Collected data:
########################################

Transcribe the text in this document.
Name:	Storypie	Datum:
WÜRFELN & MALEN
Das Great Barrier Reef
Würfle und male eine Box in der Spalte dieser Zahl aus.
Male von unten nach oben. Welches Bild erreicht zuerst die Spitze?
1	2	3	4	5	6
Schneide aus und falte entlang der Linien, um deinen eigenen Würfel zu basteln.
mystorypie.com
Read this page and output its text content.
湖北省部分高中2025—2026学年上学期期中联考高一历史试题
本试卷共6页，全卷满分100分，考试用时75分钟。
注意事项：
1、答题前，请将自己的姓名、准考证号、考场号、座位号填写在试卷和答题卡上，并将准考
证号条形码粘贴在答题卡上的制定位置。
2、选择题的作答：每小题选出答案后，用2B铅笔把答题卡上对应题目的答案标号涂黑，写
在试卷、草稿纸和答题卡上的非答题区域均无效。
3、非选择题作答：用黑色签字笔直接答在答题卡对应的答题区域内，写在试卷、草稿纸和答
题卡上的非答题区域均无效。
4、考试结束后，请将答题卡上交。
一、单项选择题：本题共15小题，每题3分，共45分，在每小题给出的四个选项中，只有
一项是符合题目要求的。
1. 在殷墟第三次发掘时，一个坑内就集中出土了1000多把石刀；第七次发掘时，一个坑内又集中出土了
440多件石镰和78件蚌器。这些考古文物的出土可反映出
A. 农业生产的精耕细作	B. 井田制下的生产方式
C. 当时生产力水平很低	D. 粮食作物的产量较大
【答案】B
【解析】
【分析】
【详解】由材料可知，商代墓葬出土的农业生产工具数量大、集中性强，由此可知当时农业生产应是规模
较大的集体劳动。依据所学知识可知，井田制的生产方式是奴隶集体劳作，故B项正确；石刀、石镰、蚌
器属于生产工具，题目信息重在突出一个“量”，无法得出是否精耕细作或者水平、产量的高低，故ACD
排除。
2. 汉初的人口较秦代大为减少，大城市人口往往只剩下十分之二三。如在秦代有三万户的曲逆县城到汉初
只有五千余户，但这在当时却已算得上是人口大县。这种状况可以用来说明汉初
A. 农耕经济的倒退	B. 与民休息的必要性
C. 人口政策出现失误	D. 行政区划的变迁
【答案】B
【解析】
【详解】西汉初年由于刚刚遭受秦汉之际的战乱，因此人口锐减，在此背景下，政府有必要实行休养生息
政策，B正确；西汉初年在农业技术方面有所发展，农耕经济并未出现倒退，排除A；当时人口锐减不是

########################################

Work to be completed:
Using the listing above, please repeat every entry exactly.

Correct answer:
Transcribe the text in this document.
Name:	Storypie	Datum:
WÜRFELN & MALEN
Das Great Barrier Reef
Würfle und male eine Box in der Spalte dieser Zahl aus.
Male von unten nach oben. Welches Bild erreicht zuerst die Spitze?
1	2	3	4	5	6
Schneide aus und falte entlang der Linien, um deinen eigenen Würfel zu basteln.
mystorypie.com
Read this page and output its text content.
湖北省部分高中2025—2026学年上学期期中联考高一历史试题
本试卷共6页，全卷满分100分，考试用时75分钟。
注意事项：
1、答题前，请将自己的姓名、准考证号、考场号、座位号填写在试卷和答题卡上，并将准考
证号条形码粘贴在答题卡上的制定位置。
2、选择题的作答：每小题选出答案后，用2B铅笔把答题卡上对应题目的答案标号涂黑，写
在试卷、草稿纸和答题卡上的非答题区域均无效。
3、非选择题作答：用黑色签字笔直接答在答题卡对应的答题区域内，写在试卷、草稿纸和答
题卡上的非答题区域均无效。
4、考试结束后，请将答题卡上交。
一、单项选择题：本题共15小题，每题3分，共45分，在每小题给出的四个选项中，只有
一项是符合题目要求的。
1. 在殷墟第三次发掘时，一个坑内就集中出土了1000多把石刀；第七次发掘时，一个坑内又集中出土了
440多件石镰和78件蚌器。这些考古文物的出土可反映出
A. 农业生产的精耕细作	B. 井田制下的生产方式
C. 当时生产力水平很低	D. 粮食作物的产量较大
【答案】B
【解析】
【分析】
【详解】由材料可知，商代墓葬出土的农业生产工具数量大、集中性强，由此可知当时农业生产应是规模
较大的集体劳动。依据所学知识可知，井田制的生产方式是奴隶集体劳作，故B项正确；石刀、石镰、蚌
器属于生产工具，题目信息重在突出一个“量”，无法得出是否精耕细作或者水平、产量的高低，故ACD
排除。
2. 汉初的人口较秦代大为减少，大城市人口往往只剩下十分之二三。如在秦代有三万户的曲逆县城到汉初
只有五千余户，但这在当时却已算得上是人口大县。这种状况可以用来说明汉初
A. 农耕经济的倒退	B. 与民休息的必要性
C. 人口政策出现失误	D. 行政区划的变迁
【答案】B
【解析】
【详解】西汉初年由于刚刚遭受秦汉之际的战乱，因此人口锐减，在此背景下，政府有必要实行休养生息
政策，B正确；西汉初年在农业技术方面有所发展，农耕经济并未出现倒退，排除A；当时人口锐减不是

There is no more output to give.